DATA FOR THE TASK:
+===+

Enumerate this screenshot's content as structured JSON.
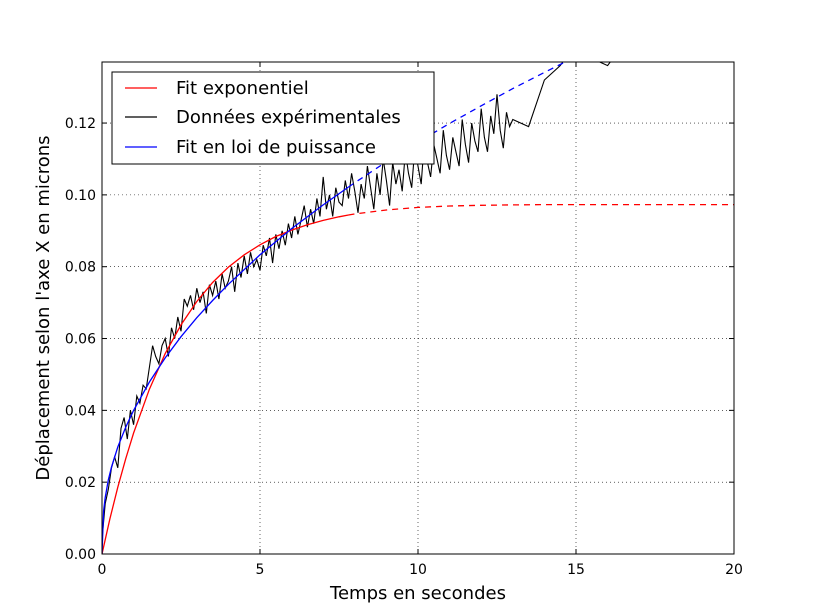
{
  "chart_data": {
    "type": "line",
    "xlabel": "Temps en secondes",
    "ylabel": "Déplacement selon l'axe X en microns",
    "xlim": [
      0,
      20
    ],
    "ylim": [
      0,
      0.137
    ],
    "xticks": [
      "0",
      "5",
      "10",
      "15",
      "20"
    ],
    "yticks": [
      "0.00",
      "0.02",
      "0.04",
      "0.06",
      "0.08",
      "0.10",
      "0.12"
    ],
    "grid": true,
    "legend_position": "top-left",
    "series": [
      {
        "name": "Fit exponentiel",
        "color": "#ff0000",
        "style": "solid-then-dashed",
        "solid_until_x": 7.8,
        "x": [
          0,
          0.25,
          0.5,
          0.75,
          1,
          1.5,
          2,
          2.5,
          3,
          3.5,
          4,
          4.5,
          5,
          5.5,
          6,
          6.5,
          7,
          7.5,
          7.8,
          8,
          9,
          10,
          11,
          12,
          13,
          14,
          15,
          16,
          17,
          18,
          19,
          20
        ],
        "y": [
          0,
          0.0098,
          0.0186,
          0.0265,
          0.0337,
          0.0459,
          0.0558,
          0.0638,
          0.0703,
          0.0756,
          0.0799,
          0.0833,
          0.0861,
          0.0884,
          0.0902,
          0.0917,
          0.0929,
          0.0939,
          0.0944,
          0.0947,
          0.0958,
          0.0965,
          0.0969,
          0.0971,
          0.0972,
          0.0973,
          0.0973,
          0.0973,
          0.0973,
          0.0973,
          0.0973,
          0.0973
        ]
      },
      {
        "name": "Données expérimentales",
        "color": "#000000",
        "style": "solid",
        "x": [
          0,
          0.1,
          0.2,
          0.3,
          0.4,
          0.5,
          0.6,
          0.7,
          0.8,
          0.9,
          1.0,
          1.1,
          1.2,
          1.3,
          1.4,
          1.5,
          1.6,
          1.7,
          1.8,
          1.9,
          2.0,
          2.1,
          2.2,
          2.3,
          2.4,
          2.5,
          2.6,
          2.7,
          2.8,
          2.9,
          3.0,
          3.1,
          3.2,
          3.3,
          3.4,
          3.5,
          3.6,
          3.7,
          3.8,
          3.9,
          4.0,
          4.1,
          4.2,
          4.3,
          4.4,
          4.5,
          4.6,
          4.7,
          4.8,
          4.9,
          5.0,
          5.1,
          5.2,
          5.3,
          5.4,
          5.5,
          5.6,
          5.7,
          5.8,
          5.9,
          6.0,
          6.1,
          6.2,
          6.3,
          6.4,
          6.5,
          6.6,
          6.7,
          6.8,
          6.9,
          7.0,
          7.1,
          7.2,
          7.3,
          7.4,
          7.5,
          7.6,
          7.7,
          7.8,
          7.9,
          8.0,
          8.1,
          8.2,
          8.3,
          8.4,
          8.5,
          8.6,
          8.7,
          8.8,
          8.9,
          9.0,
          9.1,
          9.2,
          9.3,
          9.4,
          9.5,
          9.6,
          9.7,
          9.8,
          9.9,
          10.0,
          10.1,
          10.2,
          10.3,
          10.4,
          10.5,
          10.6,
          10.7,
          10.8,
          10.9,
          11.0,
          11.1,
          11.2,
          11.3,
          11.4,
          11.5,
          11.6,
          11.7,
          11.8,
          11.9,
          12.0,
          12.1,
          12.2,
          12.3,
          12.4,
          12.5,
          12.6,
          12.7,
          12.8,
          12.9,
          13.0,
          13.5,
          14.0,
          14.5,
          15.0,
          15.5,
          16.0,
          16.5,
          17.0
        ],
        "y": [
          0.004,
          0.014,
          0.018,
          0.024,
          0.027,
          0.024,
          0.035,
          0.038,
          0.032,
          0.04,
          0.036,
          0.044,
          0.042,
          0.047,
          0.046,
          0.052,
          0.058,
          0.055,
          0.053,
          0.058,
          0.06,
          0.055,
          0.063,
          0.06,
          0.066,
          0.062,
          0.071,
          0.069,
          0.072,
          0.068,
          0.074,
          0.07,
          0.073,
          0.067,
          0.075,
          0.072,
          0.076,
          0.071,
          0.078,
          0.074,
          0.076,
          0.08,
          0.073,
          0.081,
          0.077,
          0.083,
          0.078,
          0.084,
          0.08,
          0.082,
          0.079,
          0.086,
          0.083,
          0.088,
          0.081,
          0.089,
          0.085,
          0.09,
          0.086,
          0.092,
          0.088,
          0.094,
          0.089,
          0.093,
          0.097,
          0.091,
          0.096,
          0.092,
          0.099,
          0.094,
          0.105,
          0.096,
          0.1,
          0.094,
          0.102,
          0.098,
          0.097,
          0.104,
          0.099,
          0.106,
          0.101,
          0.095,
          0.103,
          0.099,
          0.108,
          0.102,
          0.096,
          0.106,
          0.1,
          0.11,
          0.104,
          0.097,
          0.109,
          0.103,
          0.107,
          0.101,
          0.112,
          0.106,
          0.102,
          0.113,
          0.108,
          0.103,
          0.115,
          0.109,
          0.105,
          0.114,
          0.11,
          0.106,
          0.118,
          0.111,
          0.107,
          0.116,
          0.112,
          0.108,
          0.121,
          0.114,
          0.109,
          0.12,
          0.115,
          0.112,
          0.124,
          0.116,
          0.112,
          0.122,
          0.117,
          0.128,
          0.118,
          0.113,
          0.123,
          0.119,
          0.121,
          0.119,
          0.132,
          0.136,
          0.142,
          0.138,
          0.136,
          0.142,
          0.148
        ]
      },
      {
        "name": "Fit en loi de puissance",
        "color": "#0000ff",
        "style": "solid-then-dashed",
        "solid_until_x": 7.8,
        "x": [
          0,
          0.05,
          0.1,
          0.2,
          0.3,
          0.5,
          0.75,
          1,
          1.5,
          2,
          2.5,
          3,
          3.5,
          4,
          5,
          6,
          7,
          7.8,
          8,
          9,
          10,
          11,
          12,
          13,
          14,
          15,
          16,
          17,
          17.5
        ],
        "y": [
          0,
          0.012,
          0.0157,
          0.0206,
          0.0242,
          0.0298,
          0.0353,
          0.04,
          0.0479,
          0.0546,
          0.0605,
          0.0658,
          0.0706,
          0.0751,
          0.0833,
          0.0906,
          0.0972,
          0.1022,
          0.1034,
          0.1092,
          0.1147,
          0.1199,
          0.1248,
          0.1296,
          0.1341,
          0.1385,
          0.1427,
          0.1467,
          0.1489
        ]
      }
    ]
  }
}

+===+

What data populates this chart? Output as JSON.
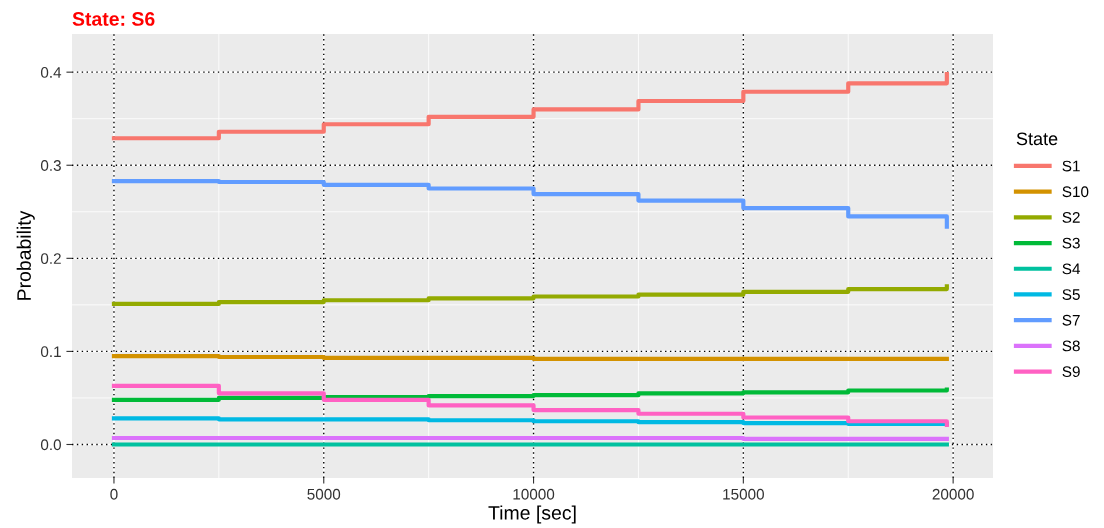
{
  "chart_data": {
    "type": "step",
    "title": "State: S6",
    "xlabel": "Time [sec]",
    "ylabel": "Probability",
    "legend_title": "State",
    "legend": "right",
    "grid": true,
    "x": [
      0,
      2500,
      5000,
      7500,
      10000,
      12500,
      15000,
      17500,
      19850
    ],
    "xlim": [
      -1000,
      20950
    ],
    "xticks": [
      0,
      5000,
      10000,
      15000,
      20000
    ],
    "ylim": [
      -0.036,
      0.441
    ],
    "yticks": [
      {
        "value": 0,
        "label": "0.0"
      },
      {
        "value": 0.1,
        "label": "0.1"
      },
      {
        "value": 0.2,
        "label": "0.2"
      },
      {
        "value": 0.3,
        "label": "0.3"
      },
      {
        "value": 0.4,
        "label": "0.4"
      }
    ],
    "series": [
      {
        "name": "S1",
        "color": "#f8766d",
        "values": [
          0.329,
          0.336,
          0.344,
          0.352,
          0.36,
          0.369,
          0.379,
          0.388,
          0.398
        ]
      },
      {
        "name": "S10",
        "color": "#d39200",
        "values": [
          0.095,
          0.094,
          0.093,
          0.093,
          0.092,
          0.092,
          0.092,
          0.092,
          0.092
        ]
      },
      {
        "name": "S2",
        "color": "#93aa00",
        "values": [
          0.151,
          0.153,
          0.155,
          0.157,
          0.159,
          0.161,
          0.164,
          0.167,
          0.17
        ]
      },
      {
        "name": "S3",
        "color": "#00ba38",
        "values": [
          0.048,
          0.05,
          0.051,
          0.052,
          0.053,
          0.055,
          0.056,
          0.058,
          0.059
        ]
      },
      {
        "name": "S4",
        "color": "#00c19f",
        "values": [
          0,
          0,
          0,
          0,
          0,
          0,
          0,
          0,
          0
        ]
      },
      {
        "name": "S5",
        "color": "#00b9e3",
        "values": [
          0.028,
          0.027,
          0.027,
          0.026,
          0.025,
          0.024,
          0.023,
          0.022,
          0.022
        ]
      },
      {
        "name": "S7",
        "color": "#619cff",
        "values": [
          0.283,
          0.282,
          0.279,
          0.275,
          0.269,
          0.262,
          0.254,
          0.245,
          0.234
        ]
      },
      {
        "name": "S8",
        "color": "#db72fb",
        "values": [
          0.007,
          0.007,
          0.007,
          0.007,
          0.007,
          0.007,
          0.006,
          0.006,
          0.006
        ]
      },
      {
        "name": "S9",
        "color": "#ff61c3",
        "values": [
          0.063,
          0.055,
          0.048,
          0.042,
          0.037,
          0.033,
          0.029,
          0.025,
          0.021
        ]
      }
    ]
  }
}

+===+

TASK BRIEF: Where does the word "ylabel" appear in the listing? List each line that holds it.

SOLUTION FOR THIS TASK:
    "ylabel": "Déplacement selon l'axe X en microns",
    "ylabel": "Probability",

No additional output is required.